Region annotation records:
════════════════════

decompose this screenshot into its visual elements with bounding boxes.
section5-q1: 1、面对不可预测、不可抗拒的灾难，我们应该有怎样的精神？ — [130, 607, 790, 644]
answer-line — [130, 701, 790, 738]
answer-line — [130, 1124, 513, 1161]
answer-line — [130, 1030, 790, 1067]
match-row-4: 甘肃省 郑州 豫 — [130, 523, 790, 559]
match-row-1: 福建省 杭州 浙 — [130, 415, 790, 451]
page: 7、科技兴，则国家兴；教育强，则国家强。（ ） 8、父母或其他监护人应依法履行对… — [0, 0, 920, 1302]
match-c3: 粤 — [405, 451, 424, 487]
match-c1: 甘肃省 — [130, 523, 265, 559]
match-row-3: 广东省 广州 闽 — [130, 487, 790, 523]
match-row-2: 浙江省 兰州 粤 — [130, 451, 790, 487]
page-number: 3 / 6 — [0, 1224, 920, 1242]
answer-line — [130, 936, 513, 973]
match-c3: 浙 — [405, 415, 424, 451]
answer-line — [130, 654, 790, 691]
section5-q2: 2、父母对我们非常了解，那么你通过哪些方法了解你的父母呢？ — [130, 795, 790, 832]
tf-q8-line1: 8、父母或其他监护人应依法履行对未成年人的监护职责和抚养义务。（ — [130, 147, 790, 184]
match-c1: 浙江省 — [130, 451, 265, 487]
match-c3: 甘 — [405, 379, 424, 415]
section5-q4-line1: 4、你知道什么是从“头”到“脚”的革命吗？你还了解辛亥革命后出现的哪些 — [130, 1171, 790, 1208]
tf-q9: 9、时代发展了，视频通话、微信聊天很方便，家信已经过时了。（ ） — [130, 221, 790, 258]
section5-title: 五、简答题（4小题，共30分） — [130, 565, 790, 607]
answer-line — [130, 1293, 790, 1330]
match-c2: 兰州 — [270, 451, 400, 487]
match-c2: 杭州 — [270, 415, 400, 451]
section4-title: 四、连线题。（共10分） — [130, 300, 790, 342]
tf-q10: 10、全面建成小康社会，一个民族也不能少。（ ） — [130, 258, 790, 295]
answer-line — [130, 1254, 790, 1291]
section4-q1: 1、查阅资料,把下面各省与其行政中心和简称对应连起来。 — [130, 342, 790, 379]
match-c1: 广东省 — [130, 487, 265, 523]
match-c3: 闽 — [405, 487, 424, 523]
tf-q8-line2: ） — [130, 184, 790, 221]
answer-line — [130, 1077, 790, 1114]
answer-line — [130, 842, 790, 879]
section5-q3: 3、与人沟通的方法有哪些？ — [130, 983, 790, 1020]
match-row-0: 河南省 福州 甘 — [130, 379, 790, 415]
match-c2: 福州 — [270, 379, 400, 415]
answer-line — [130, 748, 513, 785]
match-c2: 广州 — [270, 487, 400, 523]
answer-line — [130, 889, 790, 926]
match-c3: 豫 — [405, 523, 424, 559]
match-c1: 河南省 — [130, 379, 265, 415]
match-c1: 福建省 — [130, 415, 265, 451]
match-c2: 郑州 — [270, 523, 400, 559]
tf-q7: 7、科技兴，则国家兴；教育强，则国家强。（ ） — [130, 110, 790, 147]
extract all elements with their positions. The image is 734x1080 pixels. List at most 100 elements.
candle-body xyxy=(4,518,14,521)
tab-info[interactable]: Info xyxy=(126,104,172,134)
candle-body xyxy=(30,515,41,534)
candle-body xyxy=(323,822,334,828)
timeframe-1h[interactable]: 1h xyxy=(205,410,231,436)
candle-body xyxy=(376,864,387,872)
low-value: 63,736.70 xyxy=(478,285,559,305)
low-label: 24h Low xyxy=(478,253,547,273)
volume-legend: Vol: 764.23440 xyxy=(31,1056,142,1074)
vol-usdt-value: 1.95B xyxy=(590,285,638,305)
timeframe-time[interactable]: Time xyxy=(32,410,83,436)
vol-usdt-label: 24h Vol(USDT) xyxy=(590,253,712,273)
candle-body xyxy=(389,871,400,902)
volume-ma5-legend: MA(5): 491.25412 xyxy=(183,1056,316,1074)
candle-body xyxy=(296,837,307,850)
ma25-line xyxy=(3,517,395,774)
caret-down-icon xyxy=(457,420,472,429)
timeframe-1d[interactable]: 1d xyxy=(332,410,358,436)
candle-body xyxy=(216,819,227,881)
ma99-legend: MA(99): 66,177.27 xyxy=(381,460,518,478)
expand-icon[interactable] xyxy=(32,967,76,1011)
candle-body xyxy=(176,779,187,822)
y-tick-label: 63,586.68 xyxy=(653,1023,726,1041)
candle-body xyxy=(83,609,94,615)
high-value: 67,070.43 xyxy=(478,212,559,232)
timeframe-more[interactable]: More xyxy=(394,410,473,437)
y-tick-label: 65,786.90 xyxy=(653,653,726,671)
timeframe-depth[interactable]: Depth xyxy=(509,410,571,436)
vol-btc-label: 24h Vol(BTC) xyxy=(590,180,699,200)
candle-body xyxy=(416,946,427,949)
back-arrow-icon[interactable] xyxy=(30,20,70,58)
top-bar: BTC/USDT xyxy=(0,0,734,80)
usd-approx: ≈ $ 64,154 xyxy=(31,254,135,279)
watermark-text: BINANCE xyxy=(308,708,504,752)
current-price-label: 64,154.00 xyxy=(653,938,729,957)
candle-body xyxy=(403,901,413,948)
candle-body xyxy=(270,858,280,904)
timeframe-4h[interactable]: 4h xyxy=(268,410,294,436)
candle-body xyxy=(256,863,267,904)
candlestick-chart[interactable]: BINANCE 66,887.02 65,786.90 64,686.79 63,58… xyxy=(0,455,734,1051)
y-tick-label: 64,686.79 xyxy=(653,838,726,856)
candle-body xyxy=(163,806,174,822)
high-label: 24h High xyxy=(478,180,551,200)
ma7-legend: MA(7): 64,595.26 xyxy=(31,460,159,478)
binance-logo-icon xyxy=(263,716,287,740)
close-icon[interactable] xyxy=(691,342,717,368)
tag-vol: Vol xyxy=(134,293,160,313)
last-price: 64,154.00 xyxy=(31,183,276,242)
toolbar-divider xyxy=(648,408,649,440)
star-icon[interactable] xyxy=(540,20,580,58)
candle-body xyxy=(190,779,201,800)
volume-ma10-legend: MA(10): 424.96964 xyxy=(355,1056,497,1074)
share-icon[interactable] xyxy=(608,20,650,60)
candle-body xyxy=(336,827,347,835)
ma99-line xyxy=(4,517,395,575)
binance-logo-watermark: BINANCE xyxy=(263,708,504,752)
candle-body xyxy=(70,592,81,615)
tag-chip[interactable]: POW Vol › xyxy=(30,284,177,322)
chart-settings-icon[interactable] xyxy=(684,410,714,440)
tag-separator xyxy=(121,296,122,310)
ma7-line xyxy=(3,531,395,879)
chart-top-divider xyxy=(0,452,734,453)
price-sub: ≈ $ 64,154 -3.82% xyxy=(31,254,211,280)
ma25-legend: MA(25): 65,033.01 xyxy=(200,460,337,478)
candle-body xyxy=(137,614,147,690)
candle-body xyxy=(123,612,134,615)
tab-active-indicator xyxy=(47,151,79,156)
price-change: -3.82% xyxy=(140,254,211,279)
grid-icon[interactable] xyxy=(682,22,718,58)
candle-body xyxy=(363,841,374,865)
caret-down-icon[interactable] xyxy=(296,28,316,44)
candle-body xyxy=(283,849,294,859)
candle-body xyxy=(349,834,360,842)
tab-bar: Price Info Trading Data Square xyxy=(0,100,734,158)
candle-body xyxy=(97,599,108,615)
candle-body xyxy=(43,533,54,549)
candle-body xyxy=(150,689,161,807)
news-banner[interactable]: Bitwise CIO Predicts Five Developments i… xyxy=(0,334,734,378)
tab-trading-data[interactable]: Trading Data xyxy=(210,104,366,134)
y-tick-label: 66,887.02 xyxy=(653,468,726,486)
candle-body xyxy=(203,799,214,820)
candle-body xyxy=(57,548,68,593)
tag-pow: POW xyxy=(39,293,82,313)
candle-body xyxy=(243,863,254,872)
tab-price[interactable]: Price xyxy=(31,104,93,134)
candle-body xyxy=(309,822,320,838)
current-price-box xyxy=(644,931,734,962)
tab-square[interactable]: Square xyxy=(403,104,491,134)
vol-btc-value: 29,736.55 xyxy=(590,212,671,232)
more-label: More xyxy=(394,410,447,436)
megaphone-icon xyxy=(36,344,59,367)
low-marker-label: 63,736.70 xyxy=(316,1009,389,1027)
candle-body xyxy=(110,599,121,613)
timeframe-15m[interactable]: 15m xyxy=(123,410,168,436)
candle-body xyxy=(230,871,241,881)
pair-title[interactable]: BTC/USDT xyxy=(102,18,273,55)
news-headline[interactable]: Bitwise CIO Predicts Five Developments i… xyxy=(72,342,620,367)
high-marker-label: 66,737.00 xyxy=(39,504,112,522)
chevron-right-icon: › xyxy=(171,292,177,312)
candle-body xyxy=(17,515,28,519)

════════════════════

▸ OBJECTIVE: Reproduce, without any changes, the stretch of rows above from the very first row through the line containing "match-c1: 广东省 — [130, 487, 265, 523]", with both of those lines included.

▸ SOLUTION TO THIS TASK:
decompose this screenshot into its visual elements with bounding boxes.
section5-q1: 1、面对不可预测、不可抗拒的灾难，我们应该有怎样的精神？ — [130, 607, 790, 644]
answer-line — [130, 701, 790, 738]
answer-line — [130, 1124, 513, 1161]
answer-line — [130, 1030, 790, 1067]
match-row-4: 甘肃省 郑州 豫 — [130, 523, 790, 559]
match-row-1: 福建省 杭州 浙 — [130, 415, 790, 451]
page: 7、科技兴，则国家兴；教育强，则国家强。（ ） 8、父母或其他监护人应依法履行对… — [0, 0, 920, 1302]
match-c3: 粤 — [405, 451, 424, 487]
match-c1: 甘肃省 — [130, 523, 265, 559]
match-row-3: 广东省 广州 闽 — [130, 487, 790, 523]
match-row-2: 浙江省 兰州 粤 — [130, 451, 790, 487]
page-number: 3 / 6 — [0, 1224, 920, 1242]
answer-line — [130, 936, 513, 973]
match-c3: 浙 — [405, 415, 424, 451]
answer-line — [130, 654, 790, 691]
section5-q2: 2、父母对我们非常了解，那么你通过哪些方法了解你的父母呢？ — [130, 795, 790, 832]
tf-q8-line1: 8、父母或其他监护人应依法履行对未成年人的监护职责和抚养义务。（ — [130, 147, 790, 184]
match-c1: 浙江省 — [130, 451, 265, 487]
match-c3: 甘 — [405, 379, 424, 415]
section5-q4-line1: 4、你知道什么是从“头”到“脚”的革命吗？你还了解辛亥革命后出现的哪些 — [130, 1171, 790, 1208]
tf-q9: 9、时代发展了，视频通话、微信聊天很方便，家信已经过时了。（ ） — [130, 221, 790, 258]
section5-title: 五、简答题（4小题，共30分） — [130, 565, 790, 607]
answer-line — [130, 1293, 790, 1330]
match-c2: 兰州 — [270, 451, 400, 487]
match-c2: 杭州 — [270, 415, 400, 451]
section4-title: 四、连线题。（共10分） — [130, 300, 790, 342]
tf-q10: 10、全面建成小康社会，一个民族也不能少。（ ） — [130, 258, 790, 295]
answer-line — [130, 1254, 790, 1291]
section4-q1: 1、查阅资料,把下面各省与其行政中心和简称对应连起来。 — [130, 342, 790, 379]
match-c1: 广东省 — [130, 487, 265, 523]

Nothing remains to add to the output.